Records from a data source:
◆ ◆ ◆ ◆ ◆

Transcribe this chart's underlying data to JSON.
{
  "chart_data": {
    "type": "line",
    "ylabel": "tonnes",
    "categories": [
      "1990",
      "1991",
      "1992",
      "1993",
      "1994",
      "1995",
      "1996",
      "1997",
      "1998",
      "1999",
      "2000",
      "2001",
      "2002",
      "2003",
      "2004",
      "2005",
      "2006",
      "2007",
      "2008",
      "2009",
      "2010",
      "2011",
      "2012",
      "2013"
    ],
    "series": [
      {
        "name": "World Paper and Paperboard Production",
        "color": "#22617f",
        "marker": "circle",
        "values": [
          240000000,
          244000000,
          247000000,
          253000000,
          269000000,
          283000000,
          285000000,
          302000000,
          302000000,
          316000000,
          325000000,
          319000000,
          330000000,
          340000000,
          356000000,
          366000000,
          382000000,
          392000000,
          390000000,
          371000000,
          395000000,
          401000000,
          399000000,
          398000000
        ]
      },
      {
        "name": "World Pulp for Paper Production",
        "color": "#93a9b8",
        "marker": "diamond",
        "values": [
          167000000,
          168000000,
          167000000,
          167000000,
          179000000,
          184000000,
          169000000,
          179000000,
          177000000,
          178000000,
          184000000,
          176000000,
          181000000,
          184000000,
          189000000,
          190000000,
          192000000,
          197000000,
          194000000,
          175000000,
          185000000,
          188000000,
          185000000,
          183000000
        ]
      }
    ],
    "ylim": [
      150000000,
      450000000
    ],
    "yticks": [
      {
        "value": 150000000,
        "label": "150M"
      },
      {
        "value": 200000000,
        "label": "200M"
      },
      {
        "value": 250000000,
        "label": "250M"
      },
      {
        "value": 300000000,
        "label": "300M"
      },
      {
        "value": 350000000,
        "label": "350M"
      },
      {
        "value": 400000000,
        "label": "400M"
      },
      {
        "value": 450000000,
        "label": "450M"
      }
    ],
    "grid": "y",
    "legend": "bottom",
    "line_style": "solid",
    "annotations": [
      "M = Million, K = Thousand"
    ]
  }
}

◆ ◆ ◆ ◆ ◆

Stated task
In the records above, find each line with the word "name" and copy it.

Exercise answer
        "name": "World Paper and Paperboard Production",
        "name": "World Pulp for Paper Production",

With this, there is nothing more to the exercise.